-- BEGIN Material --

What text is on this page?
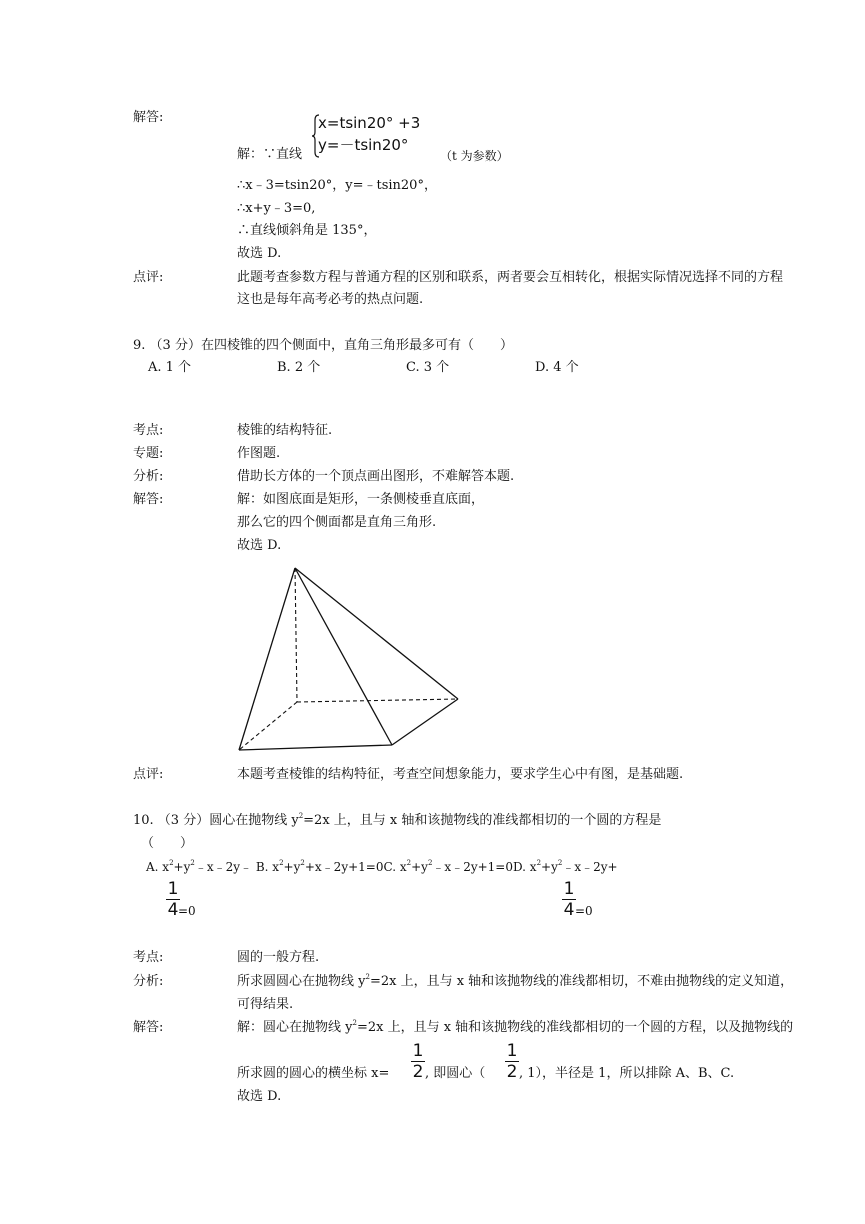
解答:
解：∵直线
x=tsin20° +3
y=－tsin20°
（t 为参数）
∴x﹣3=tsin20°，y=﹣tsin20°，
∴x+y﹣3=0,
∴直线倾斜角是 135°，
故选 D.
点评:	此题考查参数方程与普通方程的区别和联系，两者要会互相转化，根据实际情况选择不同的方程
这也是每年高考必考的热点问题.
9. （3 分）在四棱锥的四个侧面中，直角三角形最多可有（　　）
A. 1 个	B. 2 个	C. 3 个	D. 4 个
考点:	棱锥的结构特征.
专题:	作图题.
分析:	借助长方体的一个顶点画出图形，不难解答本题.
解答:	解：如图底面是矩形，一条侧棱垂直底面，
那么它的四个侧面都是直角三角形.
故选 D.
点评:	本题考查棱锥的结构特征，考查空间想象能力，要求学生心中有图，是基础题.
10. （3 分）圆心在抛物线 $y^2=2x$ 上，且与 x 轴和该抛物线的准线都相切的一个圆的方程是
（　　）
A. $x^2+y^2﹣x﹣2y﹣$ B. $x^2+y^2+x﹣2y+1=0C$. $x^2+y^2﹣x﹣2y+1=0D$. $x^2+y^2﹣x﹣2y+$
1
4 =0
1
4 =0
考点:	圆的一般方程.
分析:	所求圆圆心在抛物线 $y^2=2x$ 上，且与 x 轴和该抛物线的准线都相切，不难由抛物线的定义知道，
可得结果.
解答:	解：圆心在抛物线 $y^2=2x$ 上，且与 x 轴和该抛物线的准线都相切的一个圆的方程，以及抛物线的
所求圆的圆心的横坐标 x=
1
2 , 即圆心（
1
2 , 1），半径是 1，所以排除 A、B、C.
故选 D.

-- END Material --

• Problem requirements: Pictures are to be left out; all else in the entries above is to be quoted exactly.

• Answer to this problem:
What text is on this page?
解答:
解：∵直线
x=tsin20° +3
y=－tsin20°
（t 为参数）
∴x﹣3=tsin20°，y=﹣tsin20°，
∴x+y﹣3=0,
∴直线倾斜角是 135°，
故选 D.
点评:	此题考查参数方程与普通方程的区别和联系，两者要会互相转化，根据实际情况选择不同的方程
这也是每年高考必考的热点问题.
9. （3 分）在四棱锥的四个侧面中，直角三角形最多可有（　　）
A. 1 个	B. 2 个	C. 3 个	D. 4 个
考点:	棱锥的结构特征.
专题:	作图题.
分析:	借助长方体的一个顶点画出图形，不难解答本题.
解答:	解：如图底面是矩形，一条侧棱垂直底面，
那么它的四个侧面都是直角三角形.
故选 D.
点评:	本题考查棱锥的结构特征，考查空间想象能力，要求学生心中有图，是基础题.
10. （3 分）圆心在抛物线 $y^2=2x$ 上，且与 x 轴和该抛物线的准线都相切的一个圆的方程是
（　　）
A. $x^2+y^2﹣x﹣2y﹣$ B. $x^2+y^2+x﹣2y+1=0C$. $x^2+y^2﹣x﹣2y+1=0D$. $x^2+y^2﹣x﹣2y+$
1
4 =0
1
4 =0
考点:	圆的一般方程.
分析:	所求圆圆心在抛物线 $y^2=2x$ 上，且与 x 轴和该抛物线的准线都相切，不难由抛物线的定义知道，
可得结果.
解答:	解：圆心在抛物线 $y^2=2x$ 上，且与 x 轴和该抛物线的准线都相切的一个圆的方程，以及抛物线的
所求圆的圆心的横坐标 x=
1
2 , 即圆心（
1
2 , 1），半径是 1，所以排除 A、B、C.
故选 D.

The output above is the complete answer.